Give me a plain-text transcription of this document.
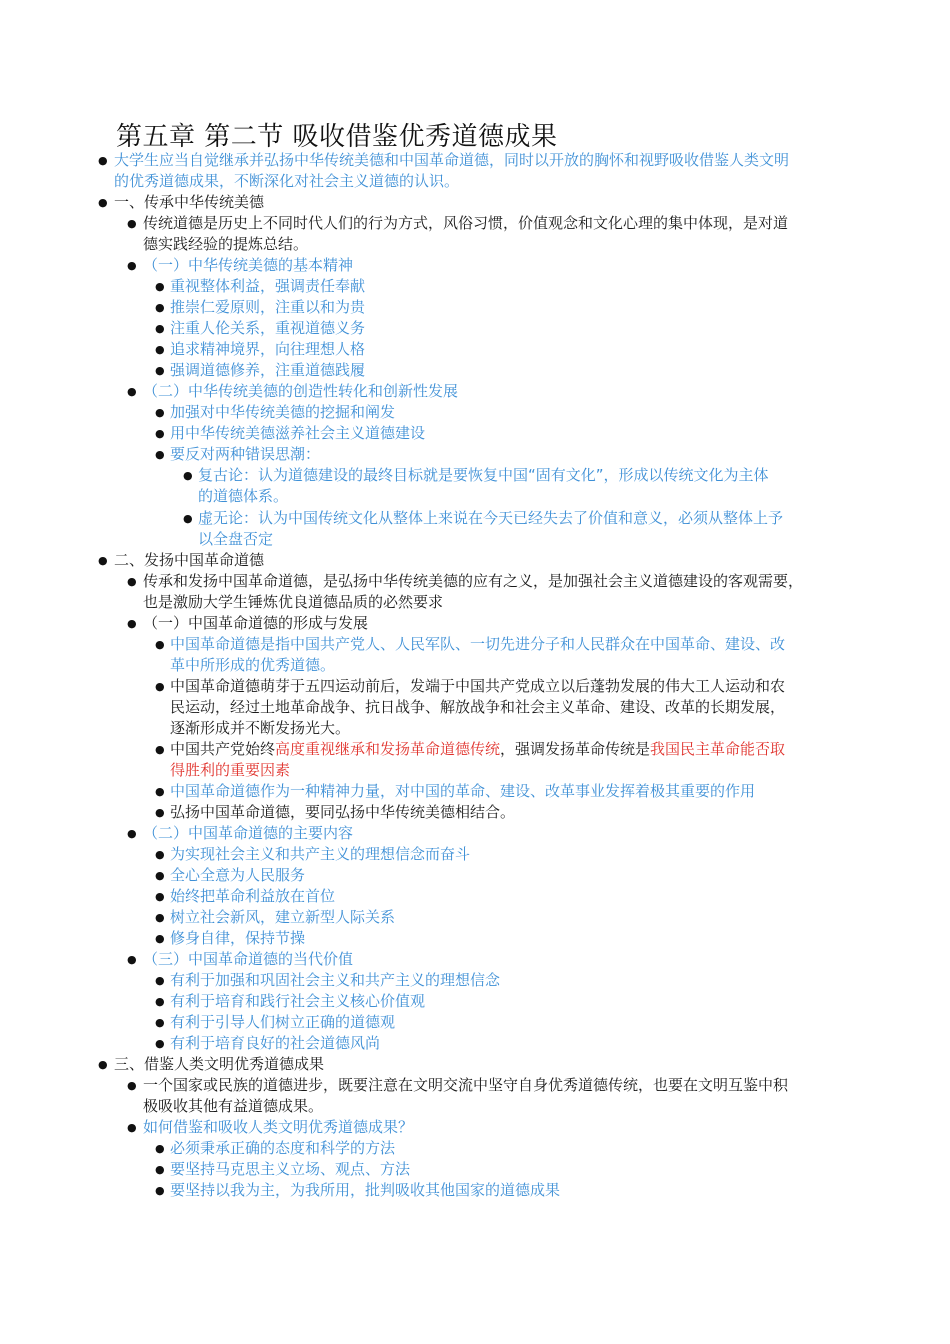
第五章 第二节 吸收借鉴优秀道德成果
● 大学生应当自觉继承并弘扬中华传统美德和中国革命道德，同时以开放的胸怀和视野吸收借鉴人类文明
的优秀道德成果，不断深化对社会主义道德的认识。
● 一、传承中华传统美德
● 传统道德是历史上不同时代人们的行为方式，风俗习惯，价值观念和文化心理的集中体现，是对道
德实践经验的提炼总结。
● （一）中华传统美德的基本精神
● 重视整体利益，强调责任奉献
● 推崇仁爱原则，注重以和为贵
● 注重人伦关系，重视道德义务
● 追求精神境界，向往理想人格
● 强调道德修养，注重道德践履
● （二）中华传统美德的创造性转化和创新性发展
● 加强对中华传统美德的挖掘和阐发
● 用中华传统美德滋养社会主义道德建设
● 要反对两种错误思潮：
● 复古论：认为道德建设的最终目标就是要恢复中国“固有文化”，形成以传统文化为主体
的道德体系。
● 虚无论：认为中国传统文化从整体上来说在今天已经失去了价值和意义，必须从整体上予
以全盘否定
● 二、发扬中国革命道德
● 传承和发扬中国革命道德，是弘扬中华传统美德的应有之义，是加强社会主义道德建设的客观需要，
也是激励大学生锤炼优良道德品质的必然要求
● （一）中国革命道德的形成与发展
● 中国革命道德是指中国共产党人、人民军队、一切先进分子和人民群众在中国革命、建设、改
革中所形成的优秀道德。
● 中国革命道德萌芽于五四运动前后，发端于中国共产党成立以后蓬勃发展的伟大工人运动和农
民运动，经过土地革命战争、抗日战争、解放战争和社会主义革命、建设、改革的长期发展，
逐渐形成并不断发扬光大。
● 中国共产党始终高度重视继承和发扬革命道德传统，强调发扬革命传统是我国民主革命能否取
得胜利的重要因素
● 中国革命道德作为一种精神力量，对中国的革命、建设、改革事业发挥着极其重要的作用
● 弘扬中国革命道德，要同弘扬中华传统美德相结合。
● （二）中国革命道德的主要内容
● 为实现社会主义和共产主义的理想信念而奋斗
● 全心全意为人民服务
● 始终把革命利益放在首位
● 树立社会新风，建立新型人际关系
● 修身自律，保持节操
● （三）中国革命道德的当代价值
● 有利于加强和巩固社会主义和共产主义的理想信念
● 有利于培育和践行社会主义核心价值观
● 有利于引导人们树立正确的道德观
● 有利于培育良好的社会道德风尚
● 三、借鉴人类文明优秀道德成果
● 一个国家或民族的道德进步，既要注意在文明交流中坚守自身优秀道德传统，也要在文明互鉴中积
极吸收其他有益道德成果。
● 如何借鉴和吸收人类文明优秀道德成果？
● 必须秉承正确的态度和科学的方法
● 要坚持马克思主义立场、观点、方法
● 要坚持以我为主，为我所用，批判吸收其他国家的道德成果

## Aim
Transcribe every record above exactly as written, leaving out any pictures.

## Exercise result
Give me a plain-text transcription of this document.
第五章 第二节 吸收借鉴优秀道德成果
● 大学生应当自觉继承并弘扬中华传统美德和中国革命道德，同时以开放的胸怀和视野吸收借鉴人类文明
的优秀道德成果，不断深化对社会主义道德的认识。
● 一、传承中华传统美德
● 传统道德是历史上不同时代人们的行为方式，风俗习惯，价值观念和文化心理的集中体现，是对道
德实践经验的提炼总结。
● （一）中华传统美德的基本精神
● 重视整体利益，强调责任奉献
● 推崇仁爱原则，注重以和为贵
● 注重人伦关系，重视道德义务
● 追求精神境界，向往理想人格
● 强调道德修养，注重道德践履
● （二）中华传统美德的创造性转化和创新性发展
● 加强对中华传统美德的挖掘和阐发
● 用中华传统美德滋养社会主义道德建设
● 要反对两种错误思潮：
● 复古论：认为道德建设的最终目标就是要恢复中国“固有文化”，形成以传统文化为主体
的道德体系。
● 虚无论：认为中国传统文化从整体上来说在今天已经失去了价值和意义，必须从整体上予
以全盘否定
● 二、发扬中国革命道德
● 传承和发扬中国革命道德，是弘扬中华传统美德的应有之义，是加强社会主义道德建设的客观需要，
也是激励大学生锤炼优良道德品质的必然要求
● （一）中国革命道德的形成与发展
● 中国革命道德是指中国共产党人、人民军队、一切先进分子和人民群众在中国革命、建设、改
革中所形成的优秀道德。
● 中国革命道德萌芽于五四运动前后，发端于中国共产党成立以后蓬勃发展的伟大工人运动和农
民运动，经过土地革命战争、抗日战争、解放战争和社会主义革命、建设、改革的长期发展，
逐渐形成并不断发扬光大。
● 中国共产党始终高度重视继承和发扬革命道德传统，强调发扬革命传统是我国民主革命能否取
得胜利的重要因素
● 中国革命道德作为一种精神力量，对中国的革命、建设、改革事业发挥着极其重要的作用
● 弘扬中国革命道德，要同弘扬中华传统美德相结合。
● （二）中国革命道德的主要内容
● 为实现社会主义和共产主义的理想信念而奋斗
● 全心全意为人民服务
● 始终把革命利益放在首位
● 树立社会新风，建立新型人际关系
● 修身自律，保持节操
● （三）中国革命道德的当代价值
● 有利于加强和巩固社会主义和共产主义的理想信念
● 有利于培育和践行社会主义核心价值观
● 有利于引导人们树立正确的道德观
● 有利于培育良好的社会道德风尚
● 三、借鉴人类文明优秀道德成果
● 一个国家或民族的道德进步，既要注意在文明交流中坚守自身优秀道德传统，也要在文明互鉴中积
极吸收其他有益道德成果。
● 如何借鉴和吸收人类文明优秀道德成果？
● 必须秉承正确的态度和科学的方法
● 要坚持马克思主义立场、观点、方法
● 要坚持以我为主，为我所用，批判吸收其他国家的道德成果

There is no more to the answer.